EXERCISE DETAILS =>
Please give the listing again, word for word, with nothing left out.

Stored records
************

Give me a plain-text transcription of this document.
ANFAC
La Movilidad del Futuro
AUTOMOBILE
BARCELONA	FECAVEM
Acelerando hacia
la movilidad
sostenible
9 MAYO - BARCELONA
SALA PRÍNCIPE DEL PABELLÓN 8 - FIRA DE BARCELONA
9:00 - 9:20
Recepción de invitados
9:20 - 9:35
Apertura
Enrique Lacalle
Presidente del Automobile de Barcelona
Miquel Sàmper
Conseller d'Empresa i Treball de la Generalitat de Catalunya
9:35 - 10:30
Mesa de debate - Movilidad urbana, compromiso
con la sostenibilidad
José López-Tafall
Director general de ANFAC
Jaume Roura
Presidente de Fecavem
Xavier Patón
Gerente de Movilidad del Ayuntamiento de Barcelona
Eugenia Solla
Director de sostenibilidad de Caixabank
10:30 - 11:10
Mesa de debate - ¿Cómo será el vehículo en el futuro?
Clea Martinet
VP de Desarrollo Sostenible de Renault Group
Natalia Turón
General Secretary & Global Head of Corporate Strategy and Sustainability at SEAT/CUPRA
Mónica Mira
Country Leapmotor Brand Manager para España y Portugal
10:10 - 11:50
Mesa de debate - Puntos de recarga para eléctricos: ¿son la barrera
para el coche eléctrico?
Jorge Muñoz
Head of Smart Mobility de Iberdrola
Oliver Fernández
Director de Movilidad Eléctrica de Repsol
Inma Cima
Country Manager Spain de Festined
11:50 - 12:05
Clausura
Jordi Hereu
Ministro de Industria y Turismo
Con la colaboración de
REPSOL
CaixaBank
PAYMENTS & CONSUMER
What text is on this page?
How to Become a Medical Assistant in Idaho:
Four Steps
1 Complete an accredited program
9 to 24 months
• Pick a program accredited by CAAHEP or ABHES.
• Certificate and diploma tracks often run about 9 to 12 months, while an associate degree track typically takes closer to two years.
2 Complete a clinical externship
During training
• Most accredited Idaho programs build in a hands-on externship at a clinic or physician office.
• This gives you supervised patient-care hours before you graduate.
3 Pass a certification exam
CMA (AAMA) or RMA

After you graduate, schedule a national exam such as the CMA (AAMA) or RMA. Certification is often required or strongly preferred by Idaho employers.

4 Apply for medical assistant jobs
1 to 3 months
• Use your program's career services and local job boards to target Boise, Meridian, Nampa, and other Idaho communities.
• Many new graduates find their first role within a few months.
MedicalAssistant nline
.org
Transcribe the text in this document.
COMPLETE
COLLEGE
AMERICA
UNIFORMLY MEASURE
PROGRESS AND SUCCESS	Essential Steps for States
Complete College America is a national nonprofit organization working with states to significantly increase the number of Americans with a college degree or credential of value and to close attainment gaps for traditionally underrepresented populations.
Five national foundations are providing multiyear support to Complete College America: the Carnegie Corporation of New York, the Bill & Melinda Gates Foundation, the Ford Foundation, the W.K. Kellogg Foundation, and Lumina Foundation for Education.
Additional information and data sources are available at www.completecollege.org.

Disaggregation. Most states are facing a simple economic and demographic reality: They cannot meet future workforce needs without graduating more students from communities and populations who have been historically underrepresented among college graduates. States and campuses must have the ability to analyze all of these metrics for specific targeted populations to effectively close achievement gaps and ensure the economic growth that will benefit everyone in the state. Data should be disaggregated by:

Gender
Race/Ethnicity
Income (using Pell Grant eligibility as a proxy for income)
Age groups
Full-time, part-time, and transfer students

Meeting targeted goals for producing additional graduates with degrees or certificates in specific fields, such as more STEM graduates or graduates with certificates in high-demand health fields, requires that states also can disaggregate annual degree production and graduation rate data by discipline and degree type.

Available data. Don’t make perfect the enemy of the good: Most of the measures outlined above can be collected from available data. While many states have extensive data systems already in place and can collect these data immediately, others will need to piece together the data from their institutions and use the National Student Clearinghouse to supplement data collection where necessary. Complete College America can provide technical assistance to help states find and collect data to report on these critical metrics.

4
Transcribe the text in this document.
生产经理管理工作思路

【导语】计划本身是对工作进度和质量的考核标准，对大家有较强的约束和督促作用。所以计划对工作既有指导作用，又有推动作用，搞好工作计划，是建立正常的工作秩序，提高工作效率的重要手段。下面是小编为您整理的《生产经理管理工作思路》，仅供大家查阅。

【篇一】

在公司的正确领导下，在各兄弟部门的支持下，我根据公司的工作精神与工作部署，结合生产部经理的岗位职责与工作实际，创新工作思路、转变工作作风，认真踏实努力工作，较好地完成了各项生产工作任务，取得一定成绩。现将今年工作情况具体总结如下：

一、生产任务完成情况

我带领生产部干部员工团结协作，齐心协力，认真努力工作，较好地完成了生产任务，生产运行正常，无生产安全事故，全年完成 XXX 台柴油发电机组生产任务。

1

************

ANSWER TO THE PROBLEM =>
Give me a plain-text transcription of this document.
ANFAC
La Movilidad del Futuro
AUTOMOBILE
BARCELONA	FECAVEM
Acelerando hacia
la movilidad
sostenible
9 MAYO - BARCELONA
SALA PRÍNCIPE DEL PABELLÓN 8 - FIRA DE BARCELONA
9:00 - 9:20
Recepción de invitados
9:20 - 9:35
Apertura
Enrique Lacalle
Presidente del Automobile de Barcelona
Miquel Sàmper
Conseller d'Empresa i Treball de la Generalitat de Catalunya
9:35 - 10:30
Mesa de debate - Movilidad urbana, compromiso
con la sostenibilidad
José López-Tafall
Director general de ANFAC
Jaume Roura
Presidente de Fecavem
Xavier Patón
Gerente de Movilidad del Ayuntamiento de Barcelona
Eugenia Solla
Director de sostenibilidad de Caixabank
10:30 - 11:10
Mesa de debate - ¿Cómo será el vehículo en el futuro?
Clea Martinet
VP de Desarrollo Sostenible de Renault Group
Natalia Turón
General Secretary & Global Head of Corporate Strategy and Sustainability at SEAT/CUPRA
Mónica Mira
Country Leapmotor Brand Manager para España y Portugal
10:10 - 11:50
Mesa de debate - Puntos de recarga para eléctricos: ¿son la barrera
para el coche eléctrico?
Jorge Muñoz
Head of Smart Mobility de Iberdrola
Oliver Fernández
Director de Movilidad Eléctrica de Repsol
Inma Cima
Country Manager Spain de Festined
11:50 - 12:05
Clausura
Jordi Hereu
Ministro de Industria y Turismo
Con la colaboración de
REPSOL
CaixaBank
PAYMENTS & CONSUMER
What text is on this page?
How to Become a Medical Assistant in Idaho:
Four Steps
1 Complete an accredited program
9 to 24 months
• Pick a program accredited by CAAHEP or ABHES.
• Certificate and diploma tracks often run about 9 to 12 months, while an associate degree track typically takes closer to two years.
2 Complete a clinical externship
During training
• Most accredited Idaho programs build in a hands-on externship at a clinic or physician office.
• This gives you supervised patient-care hours before you graduate.
3 Pass a certification exam
CMA (AAMA) or RMA

After you graduate, schedule a national exam such as the CMA (AAMA) or RMA. Certification is often required or strongly preferred by Idaho employers.

4 Apply for medical assistant jobs
1 to 3 months
• Use your program's career services and local job boards to target Boise, Meridian, Nampa, and other Idaho communities.
• Many new graduates find their first role within a few months.
MedicalAssistant nline
.org
Transcribe the text in this document.
COMPLETE
COLLEGE
AMERICA
UNIFORMLY MEASURE
PROGRESS AND SUCCESS	Essential Steps for States
Complete College America is a national nonprofit organization working with states to significantly increase the number of Americans with a college degree or credential of value and to close attainment gaps for traditionally underrepresented populations.
Five national foundations are providing multiyear support to Complete College America: the Carnegie Corporation of New York, the Bill & Melinda Gates Foundation, the Ford Foundation, the W.K. Kellogg Foundation, and Lumina Foundation for Education.
Additional information and data sources are available at www.completecollege.org.

Disaggregation. Most states are facing a simple economic and demographic reality: They cannot meet future workforce needs without graduating more students from communities and populations who have been historically underrepresented among college graduates. States and campuses must have the ability to analyze all of these metrics for specific targeted populations to effectively close achievement gaps and ensure the economic growth that will benefit everyone in the state. Data should be disaggregated by:

Gender
Race/Ethnicity
Income (using Pell Grant eligibility as a proxy for income)
Age groups
Full-time, part-time, and transfer students

Meeting targeted goals for producing additional graduates with degrees or certificates in specific fields, such as more STEM graduates or graduates with certificates in high-demand health fields, requires that states also can disaggregate annual degree production and graduation rate data by discipline and degree type.

Available data. Don’t make perfect the enemy of the good: Most of the measures outlined above can be collected from available data. While many states have extensive data systems already in place and can collect these data immediately, others will need to piece together the data from their institutions and use the National Student Clearinghouse to supplement data collection where necessary. Complete College America can provide technical assistance to help states find and collect data to report on these critical metrics.

4
Transcribe the text in this document.
生产经理管理工作思路

【导语】计划本身是对工作进度和质量的考核标准，对大家有较强的约束和督促作用。所以计划对工作既有指导作用，又有推动作用，搞好工作计划，是建立正常的工作秩序，提高工作效率的重要手段。下面是小编为您整理的《生产经理管理工作思路》，仅供大家查阅。

【篇一】

在公司的正确领导下，在各兄弟部门的支持下，我根据公司的工作精神与工作部署，结合生产部经理的岗位职责与工作实际，创新工作思路、转变工作作风，认真踏实努力工作，较好地完成了各项生产工作任务，取得一定成绩。现将今年工作情况具体总结如下：

一、生产任务完成情况

我带领生产部干部员工团结协作，齐心协力，认真努力工作，较好地完成了生产任务，生产运行正常，无生产安全事故，全年完成 XXX 台柴油发电机组生产任务。

1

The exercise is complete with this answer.